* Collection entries
----

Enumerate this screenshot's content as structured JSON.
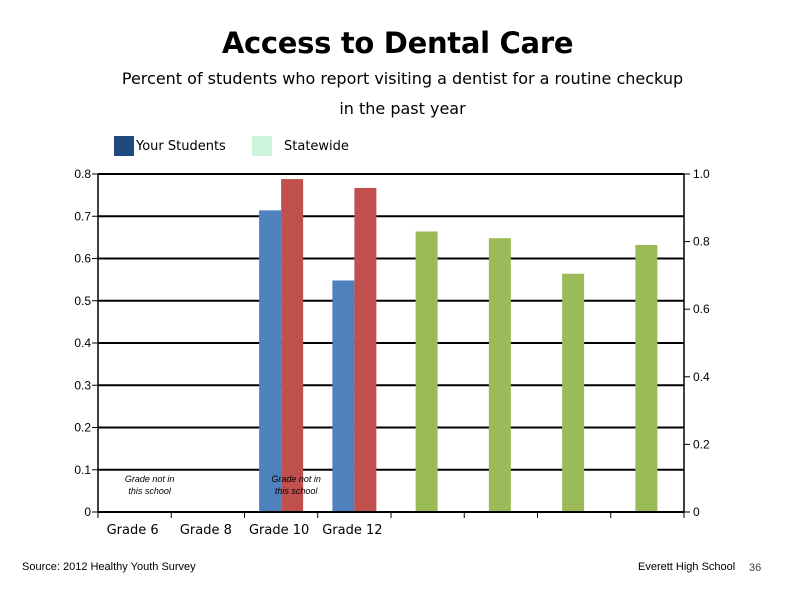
{
  "title": "Access to Dental Care",
  "subtitle_line1": "Percent of students who report visiting a dentist for a routine checkup",
  "subtitle_line2": "in the past year",
  "legend": [
    {
      "label": "Your Students",
      "color": "#1f497d"
    },
    {
      "label": "Statewide",
      "color": "#ccf5dc"
    }
  ],
  "footer": {
    "source": "Source: 2012 Healthy Youth Survey",
    "school": "Everett High School",
    "page": "36"
  },
  "chart_data": {
    "type": "bar",
    "categories": [
      "Grade 6",
      "Grade 8",
      "Grade 10",
      "Grade 12",
      "",
      "",
      "",
      ""
    ],
    "series": [
      {
        "values": [
          null,
          null,
          0.714,
          0.548,
          null,
          null,
          null,
          null
        ],
        "color": "#4f81bd",
        "axis": "left"
      },
      {
        "values": [
          null,
          null,
          0.788,
          0.767,
          null,
          null,
          null,
          null
        ],
        "color": "#c0504d",
        "axis": "left"
      },
      {
        "values": [
          null,
          null,
          null,
          null,
          0.83,
          0.81,
          0.705,
          0.79
        ],
        "color": "#9bbb59",
        "axis": "right"
      }
    ],
    "y_left": {
      "min": 0,
      "max": 0.8,
      "ticks": [
        "0",
        "0.1",
        "0.2",
        "0.3",
        "0.4",
        "0.5",
        "0.6",
        "0.7",
        "0.8"
      ]
    },
    "y_right": {
      "min": 0,
      "max": 1.0,
      "ticks": [
        "0",
        "0.2",
        "0.4",
        "0.6",
        "0.8",
        "1.0"
      ]
    },
    "grid": true,
    "annotations": [
      {
        "category": "Grade 6",
        "line1": "Grade not in",
        "line2": "this school"
      },
      {
        "category": "Grade 10",
        "line1": "Grade not in",
        "line2": "this school"
      }
    ]
  }
}
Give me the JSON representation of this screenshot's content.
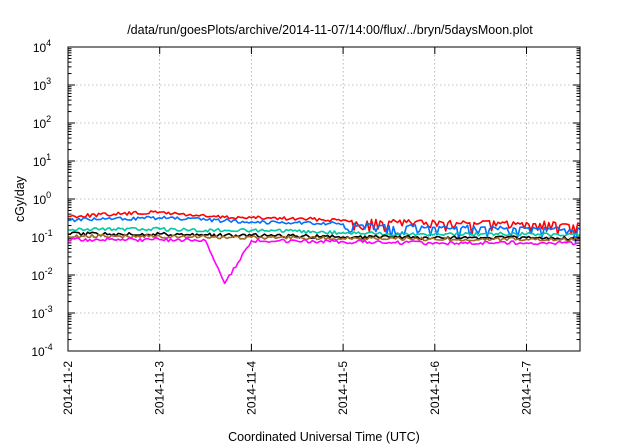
{
  "chart_data": {
    "type": "line",
    "title": "/data/run/goesPlots/archive/2014-11-07/14:00/flux/../bryn/5daysMoon.plot",
    "xlabel": "Coordinated Universal Time (UTC)",
    "ylabel": "cGy/day",
    "yscale": "log",
    "ylim": [
      0.0001,
      10000
    ],
    "yticks": [
      {
        "base": "10",
        "exp": "-4"
      },
      {
        "base": "10",
        "exp": "-3"
      },
      {
        "base": "10",
        "exp": "-2"
      },
      {
        "base": "10",
        "exp": "-1"
      },
      {
        "base": "10",
        "exp": "0"
      },
      {
        "base": "10",
        "exp": "1"
      },
      {
        "base": "10",
        "exp": "2"
      },
      {
        "base": "10",
        "exp": "3"
      },
      {
        "base": "10",
        "exp": "4"
      }
    ],
    "xlim": [
      "2014-11-02 00:00",
      "2014-11-07 14:00"
    ],
    "xticks": [
      "2014-11-2",
      "2014-11-3",
      "2014-11-4",
      "2014-11-5",
      "2014-11-6",
      "2014-11-7"
    ],
    "grid": true,
    "x": [
      "2014-11-02 00:00",
      "2014-11-02 12:00",
      "2014-11-03 00:00",
      "2014-11-03 12:00",
      "2014-11-03 17:00",
      "2014-11-04 00:00",
      "2014-11-04 12:00",
      "2014-11-05 00:00",
      "2014-11-05 12:00",
      "2014-11-06 00:00",
      "2014-11-06 12:00",
      "2014-11-07 00:00",
      "2014-11-07 14:00"
    ],
    "series": [
      {
        "color": "#ff0000",
        "values": [
          0.35,
          0.4,
          0.45,
          0.35,
          0.33,
          0.32,
          0.3,
          0.28,
          0.26,
          0.25,
          0.24,
          0.24,
          0.22
        ]
      },
      {
        "color": "#0070ff",
        "values": [
          0.28,
          0.3,
          0.32,
          0.28,
          0.27,
          0.25,
          0.24,
          0.22,
          0.2,
          0.18,
          0.18,
          0.17,
          0.16
        ]
      },
      {
        "color": "#00c8a0",
        "values": [
          0.16,
          0.16,
          0.16,
          0.15,
          0.15,
          0.15,
          0.14,
          0.13,
          0.12,
          0.12,
          0.12,
          0.12,
          0.11
        ]
      },
      {
        "color": "#000000",
        "values": [
          0.12,
          0.12,
          0.12,
          0.115,
          0.11,
          0.11,
          0.105,
          0.1,
          0.1,
          0.095,
          0.095,
          0.095,
          0.09
        ]
      },
      {
        "color": "#a06a20",
        "values": [
          0.105,
          0.105,
          0.105,
          0.1,
          0.1,
          0.098,
          0.095,
          0.092,
          0.09,
          0.088,
          0.088,
          0.087,
          0.085
        ]
      },
      {
        "color": "#ff00ff",
        "values": [
          0.085,
          0.085,
          0.085,
          0.08,
          0.006,
          0.08,
          0.078,
          0.075,
          0.072,
          0.07,
          0.07,
          0.07,
          0.068
        ]
      }
    ]
  }
}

----

* Task instructions
Collect each line containing the string "this".

* Exercise result
Enumerate this screenshot's content as structured JSON.
        "line2": "this school"
        "line2": "this school"
Give me the JSON representation of this screenshot's content.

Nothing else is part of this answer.